> **Stated task**: From the entries that follow, pick out all lines holding "Grosso".
------
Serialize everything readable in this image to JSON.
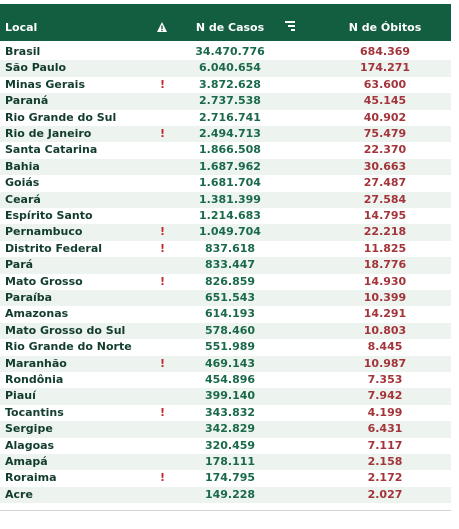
{
  "header": {
    "local": "Local",
    "cases": "N de Casos",
    "deaths": "N de Óbitos"
  },
  "table": {
    "rows": [
      {
        "name": "Brasil",
        "cases": "34.470.776",
        "deaths": "684.369"
      },
      {
        "name": "São Paulo",
        "cases": "6.040.654",
        "deaths": "174.271"
      },
      {
        "name": "Minas Gerais",
        "flag": "!",
        "cases": "3.872.628",
        "deaths": "63.600"
      },
      {
        "name": "Paraná",
        "cases": "2.737.538",
        "deaths": "45.145"
      },
      {
        "name": "Rio Grande do Sul",
        "cases": "2.716.741",
        "deaths": "40.902"
      },
      {
        "name": "Rio de Janeiro",
        "flag": "!",
        "cases": "2.494.713",
        "deaths": "75.479"
      },
      {
        "name": "Santa Catarina",
        "cases": "1.866.508",
        "deaths": "22.370"
      },
      {
        "name": "Bahia",
        "cases": "1.687.962",
        "deaths": "30.663"
      },
      {
        "name": "Goiás",
        "cases": "1.681.704",
        "deaths": "27.487"
      },
      {
        "name": "Ceará",
        "cases": "1.381.399",
        "deaths": "27.584"
      },
      {
        "name": "Espírito Santo",
        "cases": "1.214.683",
        "deaths": "14.795"
      },
      {
        "name": "Pernambuco",
        "flag": "!",
        "cases": "1.049.704",
        "deaths": "22.218"
      },
      {
        "name": "Distrito Federal",
        "flag": "!",
        "cases": "837.618",
        "deaths": "11.825"
      },
      {
        "name": "Pará",
        "cases": "833.447",
        "deaths": "18.776"
      },
      {
        "name": "Mato Grosso",
        "flag": "!",
        "cases": "826.859",
        "deaths": "14.930"
      },
      {
        "name": "Paraíba",
        "cases": "651.543",
        "deaths": "10.399"
      },
      {
        "name": "Amazonas",
        "cases": "614.193",
        "deaths": "14.291"
      },
      {
        "name": "Mato Grosso do Sul",
        "cases": "578.460",
        "deaths": "10.803"
      },
      {
        "name": "Rio Grande do Norte",
        "cases": "551.989",
        "deaths": "8.445"
      },
      {
        "name": "Maranhão",
        "flag": "!",
        "cases": "469.143",
        "deaths": "10.987"
      },
      {
        "name": "Rondônia",
        "cases": "454.896",
        "deaths": "7.353"
      },
      {
        "name": "Piauí",
        "cases": "399.140",
        "deaths": "7.942"
      },
      {
        "name": "Tocantins",
        "flag": "!",
        "cases": "343.832",
        "deaths": "4.199"
      },
      {
        "name": "Sergipe",
        "cases": "342.829",
        "deaths": "6.431"
      },
      {
        "name": "Alagoas",
        "cases": "320.459",
        "deaths": "7.117"
      },
      {
        "name": "Amapá",
        "cases": "178.111",
        "deaths": "2.158"
      },
      {
        "name": "Roraima",
        "flag": "!",
        "cases": "174.795",
        "deaths": "2.172"
      },
      {
        "name": "Acre",
        "cases": "149.228",
        "deaths": "2.027"
      }
    ]
  }
}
------
> **Result**:
        "name": "Mato Grosso",
        "name": "Mato Grosso do Sul",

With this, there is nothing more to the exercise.